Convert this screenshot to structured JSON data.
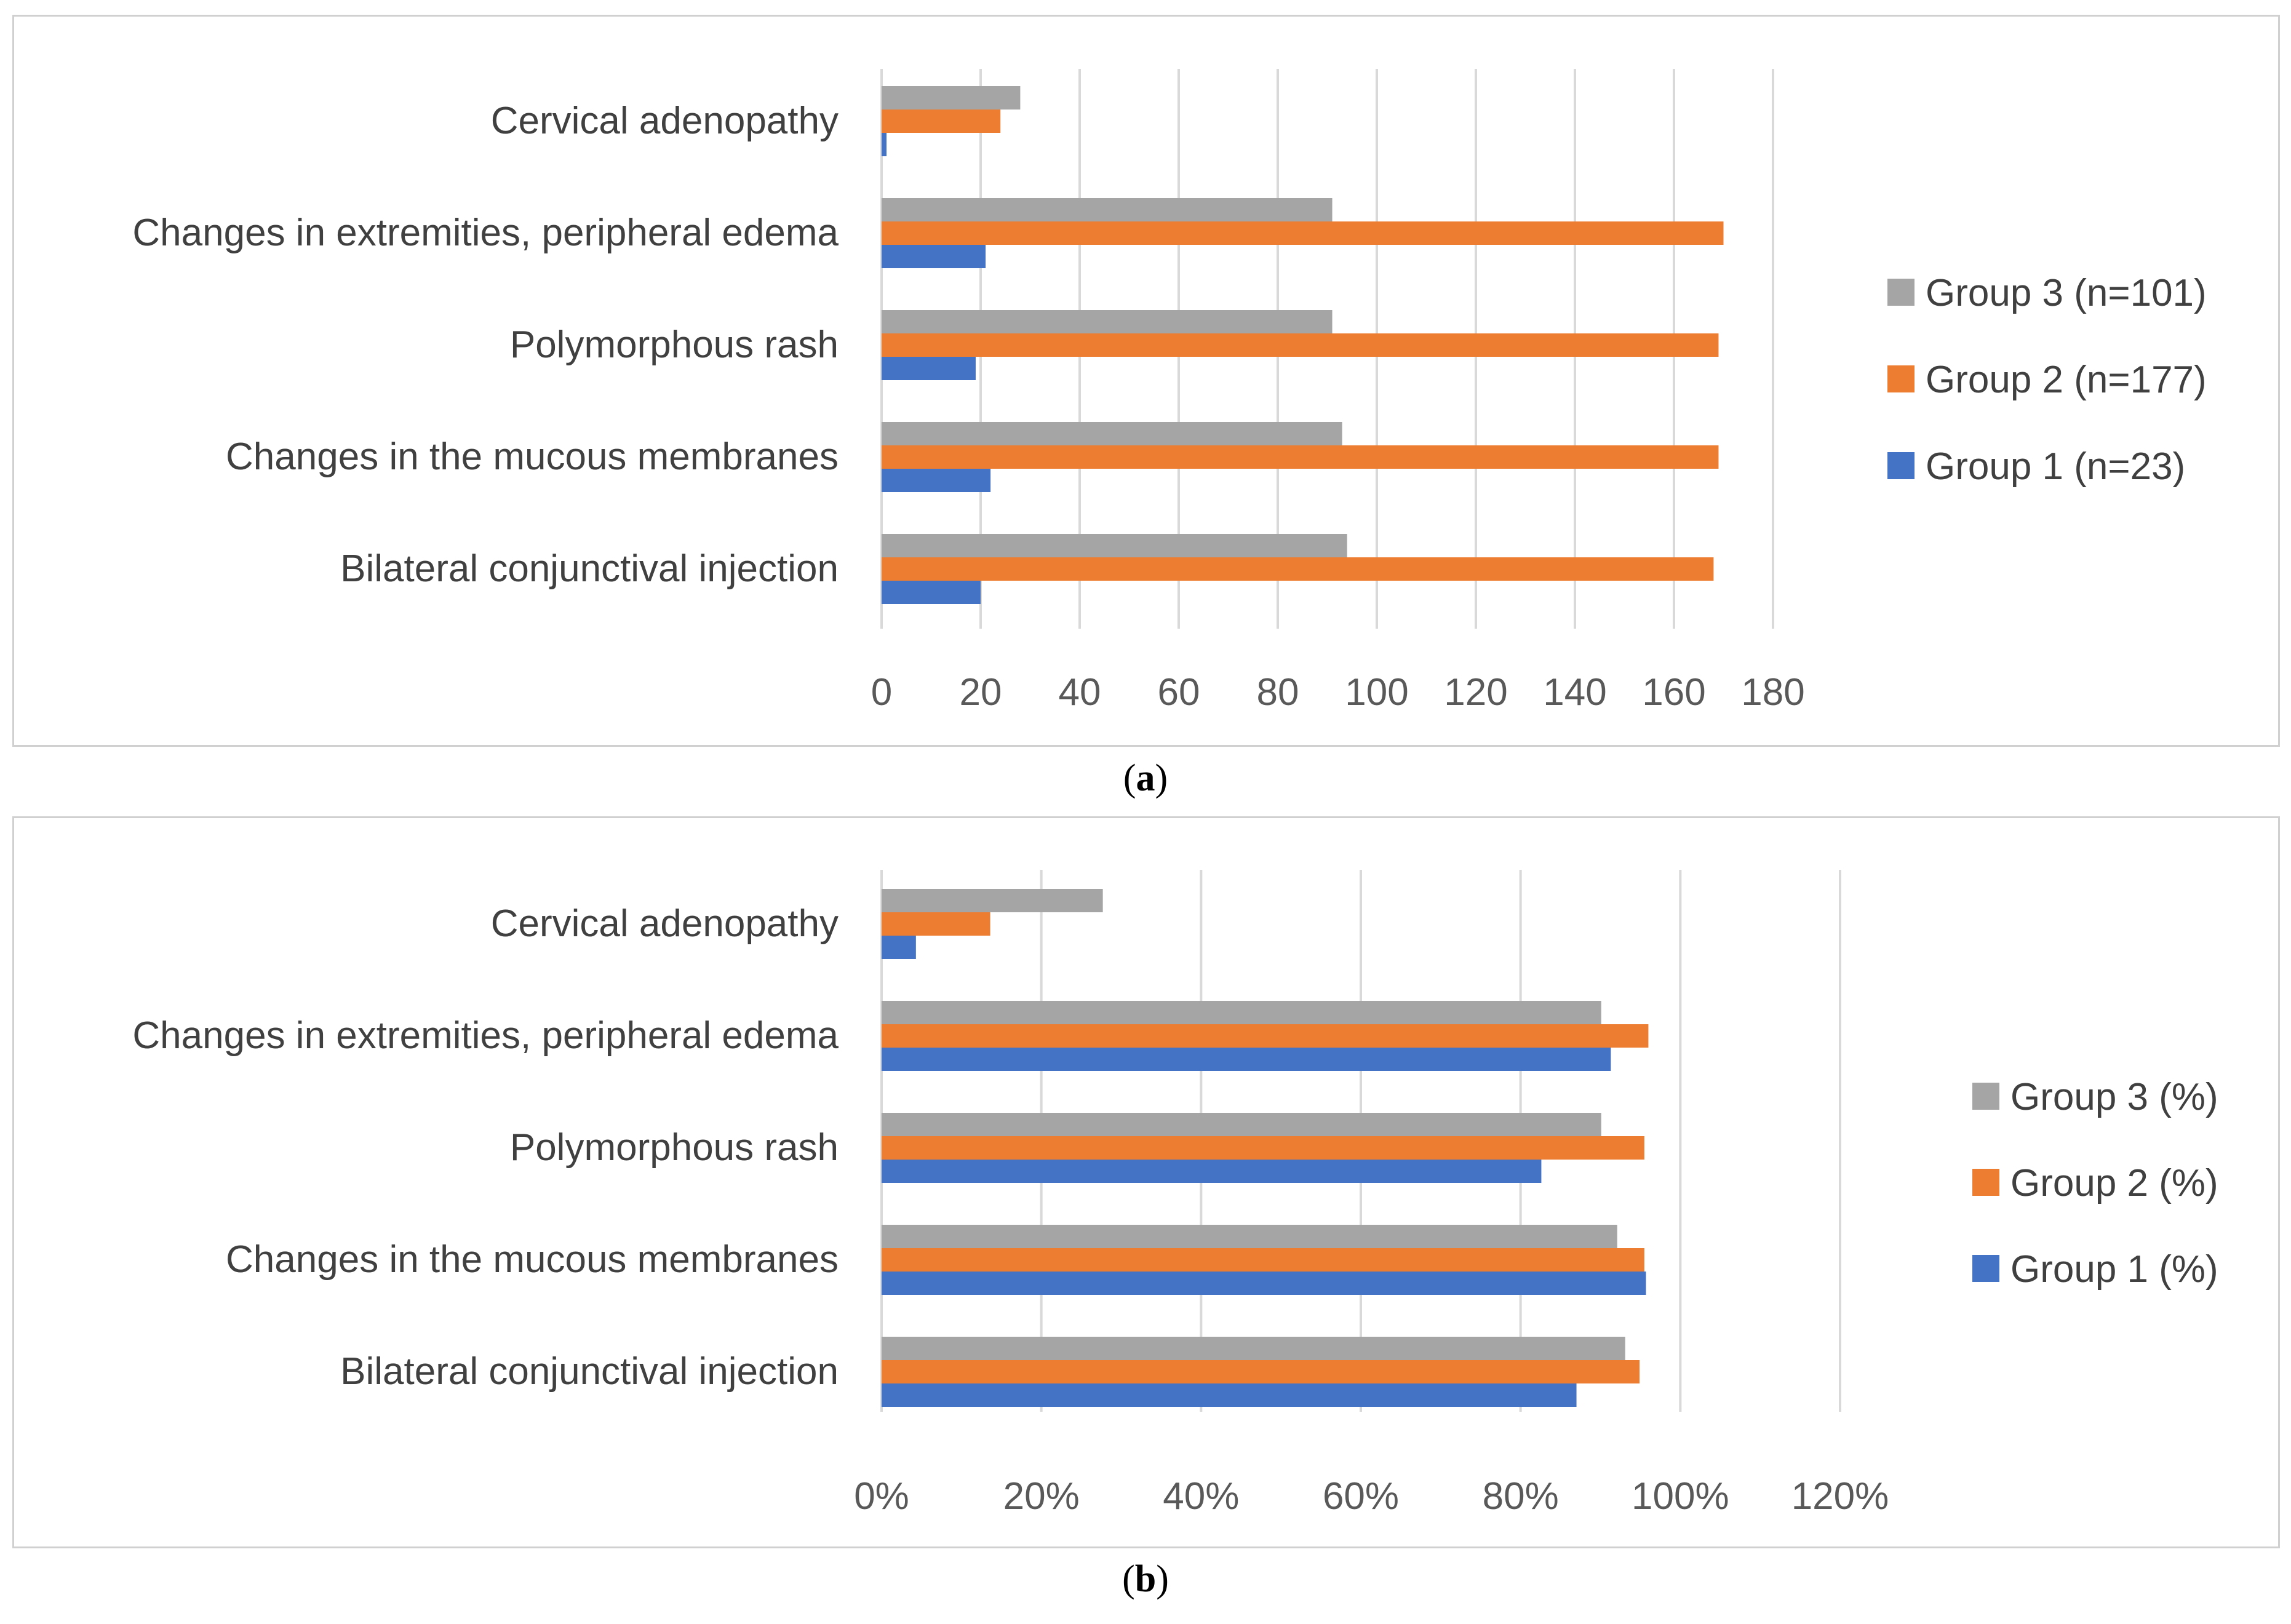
{
  "chart_data": [
    {
      "type": "bar",
      "orientation": "horizontal",
      "panel_label": "a",
      "categories": [
        "Bilateral conjunctival injection",
        "Changes in the mucous membranes",
        "Polymorphous rash",
        "Changes in extremities,  peripheral edema",
        "Cervical adenopathy"
      ],
      "series": [
        {
          "name": "Group 1 (n=23)",
          "color": "#4472C4",
          "values": [
            20,
            22,
            19,
            21,
            1
          ]
        },
        {
          "name": "Group 2 (n=177)",
          "color": "#ED7D31",
          "values": [
            168,
            169,
            169,
            170,
            24
          ]
        },
        {
          "name": "Group 3 (n=101)",
          "color": "#A5A5A5",
          "values": [
            94,
            93,
            91,
            91,
            28
          ]
        }
      ],
      "xlim": [
        0,
        180
      ],
      "ticks": [
        0,
        20,
        40,
        60,
        80,
        100,
        120,
        140,
        160,
        180
      ],
      "tick_labels": [
        "0",
        "20",
        "40",
        "60",
        "80",
        "100",
        "120",
        "140",
        "160",
        "180"
      ],
      "legend_position": "right",
      "grid": true,
      "title": "",
      "xlabel": "",
      "ylabel": ""
    },
    {
      "type": "bar",
      "orientation": "horizontal",
      "panel_label": "b",
      "categories": [
        "Bilateral conjunctival injection",
        "Changes in the mucous membranes",
        "Polymorphous rash",
        "Changes in extremities,  peripheral edema",
        "Cervical adenopathy"
      ],
      "series": [
        {
          "name": "Group 1 (%)",
          "color": "#4472C4",
          "values": [
            87,
            95.7,
            82.6,
            91.3,
            4.3
          ]
        },
        {
          "name": "Group 2 (%)",
          "color": "#ED7D31",
          "values": [
            94.9,
            95.5,
            95.5,
            96,
            13.6
          ]
        },
        {
          "name": "Group 3 (%)",
          "color": "#A5A5A5",
          "values": [
            93.1,
            92.1,
            90.1,
            90.1,
            27.7
          ]
        }
      ],
      "xlim": [
        0,
        120
      ],
      "ticks": [
        0,
        20,
        40,
        60,
        80,
        100,
        120
      ],
      "tick_labels": [
        "0%",
        "20%",
        "40%",
        "60%",
        "80%",
        "100%",
        "120%"
      ],
      "legend_position": "right",
      "grid": true,
      "title": "",
      "xlabel": "",
      "ylabel": ""
    }
  ],
  "captions": {
    "a": "a",
    "b": "b"
  }
}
◇ ◇ ◇ ◇
- [Task to carry out]:
Can you repeat every record above exactly, apart from the pictures?

- [Exercise response]:
Convert this screenshot to structured JSON data.
{
  "chart_data": [
    {
      "type": "bar",
      "orientation": "horizontal",
      "panel_label": "a",
      "categories": [
        "Bilateral conjunctival injection",
        "Changes in the mucous membranes",
        "Polymorphous rash",
        "Changes in extremities,  peripheral edema",
        "Cervical adenopathy"
      ],
      "series": [
        {
          "name": "Group 1 (n=23)",
          "color": "#4472C4",
          "values": [
            20,
            22,
            19,
            21,
            1
          ]
        },
        {
          "name": "Group 2 (n=177)",
          "color": "#ED7D31",
          "values": [
            168,
            169,
            169,
            170,
            24
          ]
        },
        {
          "name": "Group 3 (n=101)",
          "color": "#A5A5A5",
          "values": [
            94,
            93,
            91,
            91,
            28
          ]
        }
      ],
      "xlim": [
        0,
        180
      ],
      "ticks": [
        0,
        20,
        40,
        60,
        80,
        100,
        120,
        140,
        160,
        180
      ],
      "tick_labels": [
        "0",
        "20",
        "40",
        "60",
        "80",
        "100",
        "120",
        "140",
        "160",
        "180"
      ],
      "legend_position": "right",
      "grid": true,
      "title": "",
      "xlabel": "",
      "ylabel": ""
    },
    {
      "type": "bar",
      "orientation": "horizontal",
      "panel_label": "b",
      "categories": [
        "Bilateral conjunctival injection",
        "Changes in the mucous membranes",
        "Polymorphous rash",
        "Changes in extremities,  peripheral edema",
        "Cervical adenopathy"
      ],
      "series": [
        {
          "name": "Group 1 (%)",
          "color": "#4472C4",
          "values": [
            87,
            95.7,
            82.6,
            91.3,
            4.3
          ]
        },
        {
          "name": "Group 2 (%)",
          "color": "#ED7D31",
          "values": [
            94.9,
            95.5,
            95.5,
            96,
            13.6
          ]
        },
        {
          "name": "Group 3 (%)",
          "color": "#A5A5A5",
          "values": [
            93.1,
            92.1,
            90.1,
            90.1,
            27.7
          ]
        }
      ],
      "xlim": [
        0,
        120
      ],
      "ticks": [
        0,
        20,
        40,
        60,
        80,
        100,
        120
      ],
      "tick_labels": [
        "0%",
        "20%",
        "40%",
        "60%",
        "80%",
        "100%",
        "120%"
      ],
      "legend_position": "right",
      "grid": true,
      "title": "",
      "xlabel": "",
      "ylabel": ""
    }
  ],
  "captions": {
    "a": "a",
    "b": "b"
  }
}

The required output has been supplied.